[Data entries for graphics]
* * *

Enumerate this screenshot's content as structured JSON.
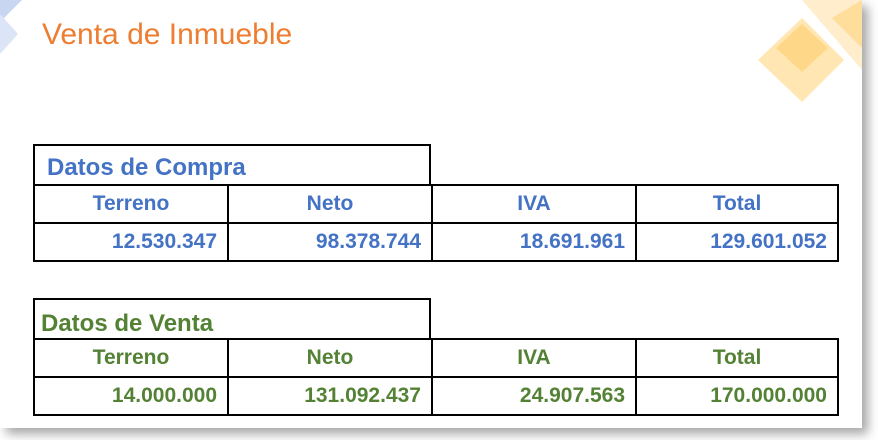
{
  "slide": {
    "title": "Venta de Inmueble",
    "colors": {
      "title": "#ED7D31",
      "compra": "#4472C4",
      "venta": "#548235",
      "deco_light": "#FFE6B3",
      "deco_dark": "#FFD27A",
      "deco_blue": "#C9D6F2"
    }
  },
  "compra": {
    "heading": "Datos de Compra",
    "headers": [
      "Terreno",
      "Neto",
      "IVA",
      "Total"
    ],
    "values": [
      "12.530.347",
      "98.378.744",
      "18.691.961",
      "129.601.052"
    ]
  },
  "venta": {
    "heading": "Datos de Venta",
    "headers": [
      "Terreno",
      "Neto",
      "IVA",
      "Total"
    ],
    "values": [
      "14.000.000",
      "131.092.437",
      "24.907.563",
      "170.000.000"
    ]
  }
}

* * *

◆ **Task description**:
Where a line in the material above holds "Datos", copy that line.

◆ **Expected output**:
    "heading": "Datos de Compra",
    "heading": "Datos de Venta",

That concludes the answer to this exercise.